YOUR TASK: Which lines hold the word "intensity"? Copy each of them from the material.

RECORDS PROVIDED:

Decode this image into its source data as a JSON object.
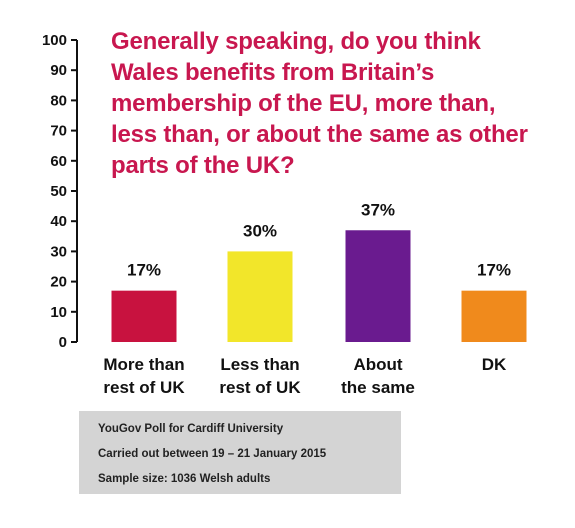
{
  "chart_data": {
    "type": "bar",
    "title_lines": [
      "Generally speaking, do you think",
      "Wales benefits from Britain’s",
      "membership of the EU, more than,",
      "less than, or about the same as other",
      "parts of the UK?"
    ],
    "categories": [
      [
        "More than",
        "rest of UK"
      ],
      [
        "Less than",
        "rest of UK"
      ],
      [
        "About",
        "the same"
      ],
      [
        "DK"
      ]
    ],
    "values": [
      17,
      30,
      37,
      17
    ],
    "value_labels": [
      "17%",
      "30%",
      "37%",
      "17%"
    ],
    "colors": [
      "#c8123f",
      "#f2e62a",
      "#6a1b8f",
      "#f08a1c"
    ],
    "ylim": [
      0,
      100
    ],
    "yticks": [
      0,
      10,
      20,
      30,
      40,
      50,
      60,
      70,
      80,
      90,
      100
    ],
    "grid": false
  },
  "source_box": {
    "lines": [
      "YouGov Poll for Cardiff University",
      "Carried out between 19 – 21 January 2015",
      "Sample size: 1036 Welsh adults"
    ]
  }
}
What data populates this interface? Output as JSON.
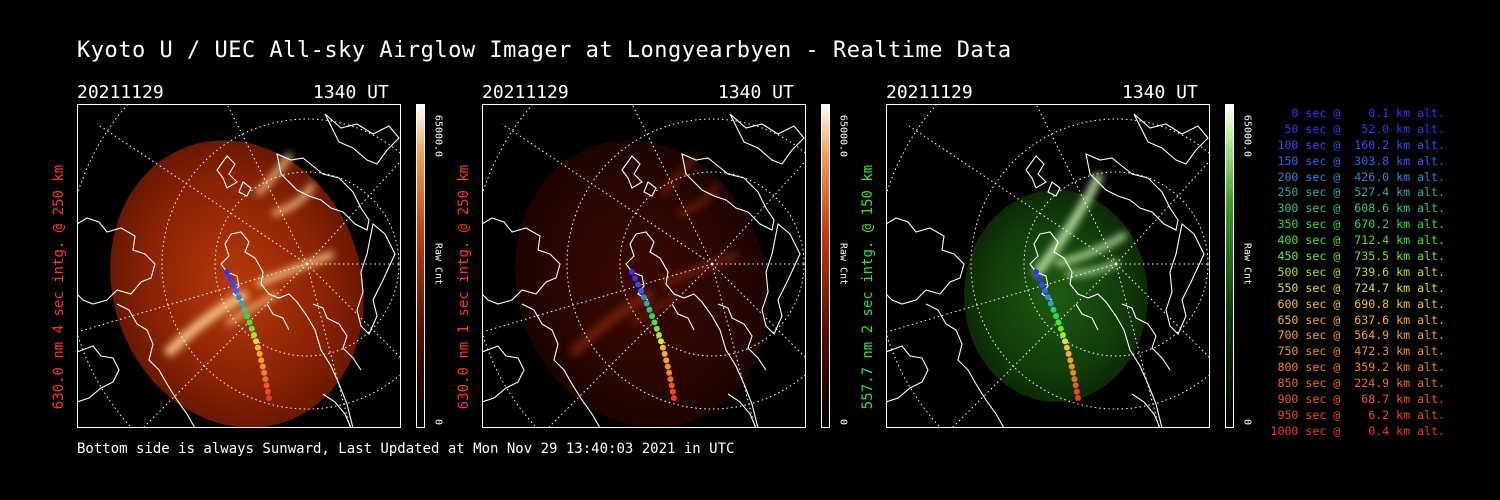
{
  "title": "Kyoto U / UEC All-sky Airglow Imager at Longyearbyen - Realtime Data",
  "footer": "Bottom side is always Sunward, Last Updated at Mon Nov 29 13:40:03 2021 in UTC",
  "panels": [
    {
      "date": "20211129",
      "time": "1340 UT",
      "ylabel": "630.0 nm 4 sec intg. @ 250 km",
      "label_color": "#ff3a1a",
      "cbar_max": "65000.0",
      "cbar_min": "0",
      "cbar_unit": "Raw Cnt",
      "theme": "red",
      "intensity": "high"
    },
    {
      "date": "20211129",
      "time": "1340 UT",
      "ylabel": "630.0 nm 1 sec intg. @ 250 km",
      "label_color": "#ff3a1a",
      "cbar_max": "65000.0",
      "cbar_min": "0",
      "cbar_unit": "Raw Cnt",
      "theme": "red",
      "intensity": "low"
    },
    {
      "date": "20211129",
      "time": "1340 UT",
      "ylabel": "557.7 nm 2 sec intg. @ 150 km",
      "label_color": "#39e030",
      "cbar_max": "65000.0",
      "cbar_min": "0",
      "cbar_unit": "Raw Cnt",
      "theme": "green",
      "intensity": "medium"
    }
  ],
  "legend": [
    {
      "text": "0 sec @    0.1 km alt.",
      "color": "#3a30ff"
    },
    {
      "text": "50 sec @   52.0 km alt.",
      "color": "#3a30ff"
    },
    {
      "text": "100 sec @  160.2 km alt.",
      "color": "#2f4cff"
    },
    {
      "text": "150 sec @  303.8 km alt.",
      "color": "#2f62ff"
    },
    {
      "text": "200 sec @  426.0 km alt.",
      "color": "#2f86d8"
    },
    {
      "text": "250 sec @  527.4 km alt.",
      "color": "#2fa6b0"
    },
    {
      "text": "300 sec @  608.6 km alt.",
      "color": "#2fc88a"
    },
    {
      "text": "350 sec @  670.2 km alt.",
      "color": "#35dc3a"
    },
    {
      "text": "400 sec @  712.4 km alt.",
      "color": "#49e530"
    },
    {
      "text": "450 sec @  735.5 km alt.",
      "color": "#74e52c"
    },
    {
      "text": "500 sec @  739.6 km alt.",
      "color": "#a8e52c"
    },
    {
      "text": "550 sec @  724.7 km alt.",
      "color": "#e0e02c"
    },
    {
      "text": "600 sec @  690.8 km alt.",
      "color": "#f2c02c"
    },
    {
      "text": "650 sec @  637.6 km alt.",
      "color": "#f2b02c"
    },
    {
      "text": "700 sec @  564.9 km alt.",
      "color": "#f2a02c"
    },
    {
      "text": "750 sec @  472.3 km alt.",
      "color": "#f2902c"
    },
    {
      "text": "800 sec @  359.2 km alt.",
      "color": "#f0802c"
    },
    {
      "text": "850 sec @  224.9 km alt.",
      "color": "#f06a2c"
    },
    {
      "text": "900 sec @   68.7 km alt.",
      "color": "#ef582c"
    },
    {
      "text": "950 sec @    6.2 km alt.",
      "color": "#ee482c"
    },
    {
      "text": "1000 sec @    0.4 km alt.",
      "color": "#ee3a2c"
    }
  ]
}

CORRECT RESULT:
      "intensity": "high"
      "intensity": "low"
      "intensity": "medium"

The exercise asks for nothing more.